Extracted information:
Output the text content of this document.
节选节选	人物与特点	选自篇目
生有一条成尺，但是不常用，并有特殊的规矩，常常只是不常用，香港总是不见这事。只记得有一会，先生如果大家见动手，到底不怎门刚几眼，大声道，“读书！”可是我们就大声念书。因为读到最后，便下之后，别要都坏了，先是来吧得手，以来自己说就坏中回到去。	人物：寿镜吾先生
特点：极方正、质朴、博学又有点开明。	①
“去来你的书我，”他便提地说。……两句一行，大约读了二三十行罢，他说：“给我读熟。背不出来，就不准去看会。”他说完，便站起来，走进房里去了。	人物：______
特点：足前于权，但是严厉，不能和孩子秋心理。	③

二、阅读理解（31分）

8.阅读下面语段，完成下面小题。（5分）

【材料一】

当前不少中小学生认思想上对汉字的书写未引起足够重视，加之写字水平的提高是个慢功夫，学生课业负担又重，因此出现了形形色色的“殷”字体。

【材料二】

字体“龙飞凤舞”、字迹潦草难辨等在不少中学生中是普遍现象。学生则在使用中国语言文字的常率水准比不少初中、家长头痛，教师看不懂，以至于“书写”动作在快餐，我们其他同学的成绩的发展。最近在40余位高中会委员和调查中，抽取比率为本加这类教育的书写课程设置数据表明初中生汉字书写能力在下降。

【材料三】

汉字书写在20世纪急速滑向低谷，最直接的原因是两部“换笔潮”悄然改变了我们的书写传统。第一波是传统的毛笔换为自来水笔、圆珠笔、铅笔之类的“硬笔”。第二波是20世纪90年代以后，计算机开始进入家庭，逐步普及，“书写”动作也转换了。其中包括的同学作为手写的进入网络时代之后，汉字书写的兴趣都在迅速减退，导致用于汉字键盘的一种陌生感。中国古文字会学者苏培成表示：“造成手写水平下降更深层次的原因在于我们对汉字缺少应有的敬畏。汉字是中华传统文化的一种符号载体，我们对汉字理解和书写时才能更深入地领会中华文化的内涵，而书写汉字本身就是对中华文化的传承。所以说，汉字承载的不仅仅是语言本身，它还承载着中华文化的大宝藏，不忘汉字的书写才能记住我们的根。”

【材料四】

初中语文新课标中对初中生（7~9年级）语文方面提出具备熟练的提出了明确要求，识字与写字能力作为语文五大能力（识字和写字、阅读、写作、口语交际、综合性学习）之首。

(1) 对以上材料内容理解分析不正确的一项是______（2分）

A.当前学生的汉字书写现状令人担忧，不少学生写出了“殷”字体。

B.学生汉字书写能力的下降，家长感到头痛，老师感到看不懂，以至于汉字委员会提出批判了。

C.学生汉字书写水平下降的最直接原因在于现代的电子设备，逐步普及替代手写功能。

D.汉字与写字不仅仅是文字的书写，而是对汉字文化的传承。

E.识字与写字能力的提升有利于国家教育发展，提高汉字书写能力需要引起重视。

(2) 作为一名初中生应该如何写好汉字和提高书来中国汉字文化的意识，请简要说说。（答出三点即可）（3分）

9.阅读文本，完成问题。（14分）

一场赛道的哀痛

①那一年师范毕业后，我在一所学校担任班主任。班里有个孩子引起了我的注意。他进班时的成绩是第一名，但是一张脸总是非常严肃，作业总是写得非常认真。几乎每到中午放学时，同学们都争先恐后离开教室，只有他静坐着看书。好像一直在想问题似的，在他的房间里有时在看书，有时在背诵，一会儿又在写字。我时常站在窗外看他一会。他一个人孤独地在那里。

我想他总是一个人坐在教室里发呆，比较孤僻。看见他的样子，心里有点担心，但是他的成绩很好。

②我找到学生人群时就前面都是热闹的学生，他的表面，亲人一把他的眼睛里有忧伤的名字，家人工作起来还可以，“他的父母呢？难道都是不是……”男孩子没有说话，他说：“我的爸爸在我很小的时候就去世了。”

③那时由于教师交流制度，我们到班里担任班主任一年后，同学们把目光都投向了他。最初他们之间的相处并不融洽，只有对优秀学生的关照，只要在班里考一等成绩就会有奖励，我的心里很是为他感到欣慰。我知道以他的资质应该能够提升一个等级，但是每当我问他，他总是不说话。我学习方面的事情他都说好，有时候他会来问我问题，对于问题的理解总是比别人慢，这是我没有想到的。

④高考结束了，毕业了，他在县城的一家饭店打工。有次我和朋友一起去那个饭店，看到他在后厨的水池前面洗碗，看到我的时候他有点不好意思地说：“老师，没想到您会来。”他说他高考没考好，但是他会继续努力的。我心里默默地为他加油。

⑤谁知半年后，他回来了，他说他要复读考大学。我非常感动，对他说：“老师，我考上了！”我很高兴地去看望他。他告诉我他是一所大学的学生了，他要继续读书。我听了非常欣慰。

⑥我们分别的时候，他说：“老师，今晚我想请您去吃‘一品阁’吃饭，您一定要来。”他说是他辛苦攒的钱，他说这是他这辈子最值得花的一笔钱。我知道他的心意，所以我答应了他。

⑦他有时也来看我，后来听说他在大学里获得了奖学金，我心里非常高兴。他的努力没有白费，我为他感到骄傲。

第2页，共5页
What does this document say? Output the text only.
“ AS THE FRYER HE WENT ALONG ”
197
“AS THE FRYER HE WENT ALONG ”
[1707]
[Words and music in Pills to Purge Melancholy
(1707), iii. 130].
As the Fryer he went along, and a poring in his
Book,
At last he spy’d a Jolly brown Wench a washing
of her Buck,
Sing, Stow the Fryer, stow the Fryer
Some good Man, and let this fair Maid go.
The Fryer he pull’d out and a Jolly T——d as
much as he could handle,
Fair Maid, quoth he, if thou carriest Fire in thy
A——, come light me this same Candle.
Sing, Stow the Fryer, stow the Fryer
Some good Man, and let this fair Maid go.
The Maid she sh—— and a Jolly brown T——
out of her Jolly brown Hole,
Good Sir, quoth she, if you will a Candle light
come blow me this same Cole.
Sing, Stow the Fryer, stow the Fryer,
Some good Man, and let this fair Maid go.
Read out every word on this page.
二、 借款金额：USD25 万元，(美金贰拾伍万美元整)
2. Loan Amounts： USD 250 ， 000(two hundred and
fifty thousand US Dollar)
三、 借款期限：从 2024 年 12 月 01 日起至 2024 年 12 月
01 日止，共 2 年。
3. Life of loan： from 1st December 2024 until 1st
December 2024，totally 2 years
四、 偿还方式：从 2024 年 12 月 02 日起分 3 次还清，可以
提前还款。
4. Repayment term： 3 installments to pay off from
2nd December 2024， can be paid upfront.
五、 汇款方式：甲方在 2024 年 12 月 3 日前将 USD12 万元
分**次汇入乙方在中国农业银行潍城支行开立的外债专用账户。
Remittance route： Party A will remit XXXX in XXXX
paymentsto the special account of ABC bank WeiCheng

Instructions for the task: Only the lines from the one containing "Read out every word on this page." to the end of the listing belong in the output, each reproduced exactly.

Response to the exercise:
Read out every word on this page.
二、 借款金额：USD25 万元，(美金贰拾伍万美元整)
2. Loan Amounts： USD 250 ， 000(two hundred and
fifty thousand US Dollar)
三、 借款期限：从 2024 年 12 月 01 日起至 2024 年 12 月
01 日止，共 2 年。
3. Life of loan： from 1st December 2024 until 1st
December 2024，totally 2 years
四、 偿还方式：从 2024 年 12 月 02 日起分 3 次还清，可以
提前还款。
4. Repayment term： 3 installments to pay off from
2nd December 2024， can be paid upfront.
五、 汇款方式：甲方在 2024 年 12 月 3 日前将 USD12 万元
分**次汇入乙方在中国农业银行潍城支行开立的外债专用账户。
Remittance route： Party A will remit XXXX in XXXX
paymentsto the special account of ABC bank WeiCheng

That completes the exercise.